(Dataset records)
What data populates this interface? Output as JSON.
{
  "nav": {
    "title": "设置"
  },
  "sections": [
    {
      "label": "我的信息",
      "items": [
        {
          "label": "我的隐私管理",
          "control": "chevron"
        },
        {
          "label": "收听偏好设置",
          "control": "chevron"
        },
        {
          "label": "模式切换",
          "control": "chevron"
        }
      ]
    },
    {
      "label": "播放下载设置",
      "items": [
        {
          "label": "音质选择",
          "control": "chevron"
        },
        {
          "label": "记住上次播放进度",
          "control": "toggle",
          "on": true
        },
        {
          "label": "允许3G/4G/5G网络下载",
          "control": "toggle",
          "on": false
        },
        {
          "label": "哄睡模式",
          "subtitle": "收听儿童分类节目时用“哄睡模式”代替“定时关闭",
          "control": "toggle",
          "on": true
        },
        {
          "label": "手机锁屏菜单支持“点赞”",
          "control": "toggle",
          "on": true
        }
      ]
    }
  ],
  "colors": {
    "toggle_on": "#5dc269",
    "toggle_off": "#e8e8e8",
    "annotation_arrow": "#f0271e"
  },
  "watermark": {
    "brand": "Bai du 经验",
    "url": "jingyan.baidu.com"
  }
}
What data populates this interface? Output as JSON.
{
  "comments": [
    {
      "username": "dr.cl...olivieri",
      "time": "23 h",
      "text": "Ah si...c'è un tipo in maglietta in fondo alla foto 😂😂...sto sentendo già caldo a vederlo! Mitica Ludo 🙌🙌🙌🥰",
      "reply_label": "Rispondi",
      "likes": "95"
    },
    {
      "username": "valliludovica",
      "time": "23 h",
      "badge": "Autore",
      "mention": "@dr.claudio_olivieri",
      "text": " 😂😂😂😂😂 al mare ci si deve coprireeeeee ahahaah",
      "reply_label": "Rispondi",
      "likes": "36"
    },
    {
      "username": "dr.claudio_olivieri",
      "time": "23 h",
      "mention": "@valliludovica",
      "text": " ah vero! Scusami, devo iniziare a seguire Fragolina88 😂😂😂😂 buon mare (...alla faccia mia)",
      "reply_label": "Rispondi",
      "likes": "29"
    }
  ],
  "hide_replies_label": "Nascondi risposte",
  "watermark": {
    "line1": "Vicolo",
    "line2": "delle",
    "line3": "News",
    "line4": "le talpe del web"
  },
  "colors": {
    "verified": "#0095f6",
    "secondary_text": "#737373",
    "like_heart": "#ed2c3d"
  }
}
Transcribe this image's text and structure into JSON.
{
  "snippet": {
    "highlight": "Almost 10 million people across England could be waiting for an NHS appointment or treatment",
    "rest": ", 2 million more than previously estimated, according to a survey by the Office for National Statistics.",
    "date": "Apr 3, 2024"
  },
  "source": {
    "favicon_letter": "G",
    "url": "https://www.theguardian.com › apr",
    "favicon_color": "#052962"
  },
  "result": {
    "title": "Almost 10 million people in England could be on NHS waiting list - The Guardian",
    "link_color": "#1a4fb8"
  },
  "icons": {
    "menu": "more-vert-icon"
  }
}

* **Aim of the exercise**: State the number of lines in the preceding entries that include the word "mare". Provide nothing else.

* **Response below**: 2